▶ [Work required]:
Below are the records. List every line holding the word "text".

— BEGIN Supplied information —

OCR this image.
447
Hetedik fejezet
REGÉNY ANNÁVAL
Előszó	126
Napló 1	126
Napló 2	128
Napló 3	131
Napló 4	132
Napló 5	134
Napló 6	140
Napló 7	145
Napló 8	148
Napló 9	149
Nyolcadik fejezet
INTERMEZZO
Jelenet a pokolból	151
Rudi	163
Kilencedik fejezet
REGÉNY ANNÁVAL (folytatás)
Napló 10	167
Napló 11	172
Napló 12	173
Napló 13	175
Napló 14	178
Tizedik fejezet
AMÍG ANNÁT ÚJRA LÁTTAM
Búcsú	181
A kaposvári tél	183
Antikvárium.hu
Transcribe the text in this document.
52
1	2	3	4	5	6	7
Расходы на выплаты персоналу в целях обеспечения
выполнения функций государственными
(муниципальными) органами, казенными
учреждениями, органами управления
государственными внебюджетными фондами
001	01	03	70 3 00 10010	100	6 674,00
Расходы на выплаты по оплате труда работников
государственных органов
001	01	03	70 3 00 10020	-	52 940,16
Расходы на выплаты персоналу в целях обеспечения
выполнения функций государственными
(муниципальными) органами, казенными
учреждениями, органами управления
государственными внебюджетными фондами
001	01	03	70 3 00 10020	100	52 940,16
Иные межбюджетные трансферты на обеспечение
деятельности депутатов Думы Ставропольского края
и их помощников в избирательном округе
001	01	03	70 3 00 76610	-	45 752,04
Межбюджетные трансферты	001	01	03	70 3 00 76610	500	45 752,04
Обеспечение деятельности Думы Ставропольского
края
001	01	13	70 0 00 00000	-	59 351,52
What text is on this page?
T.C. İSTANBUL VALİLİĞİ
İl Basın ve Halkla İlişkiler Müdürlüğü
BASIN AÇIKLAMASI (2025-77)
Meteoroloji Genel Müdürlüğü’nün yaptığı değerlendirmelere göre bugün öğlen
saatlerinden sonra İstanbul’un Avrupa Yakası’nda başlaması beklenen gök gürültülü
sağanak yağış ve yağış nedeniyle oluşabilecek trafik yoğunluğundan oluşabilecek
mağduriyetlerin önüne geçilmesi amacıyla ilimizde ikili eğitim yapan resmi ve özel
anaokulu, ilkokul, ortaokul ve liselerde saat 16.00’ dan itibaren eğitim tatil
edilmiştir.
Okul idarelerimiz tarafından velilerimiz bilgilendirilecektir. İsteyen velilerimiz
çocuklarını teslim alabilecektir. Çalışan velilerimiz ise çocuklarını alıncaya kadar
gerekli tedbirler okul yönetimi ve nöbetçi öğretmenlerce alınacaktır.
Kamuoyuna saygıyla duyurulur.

— END Supplied information —

▶ [Answer for this exercise]:
Transcribe the text in this document.
What text is on this page?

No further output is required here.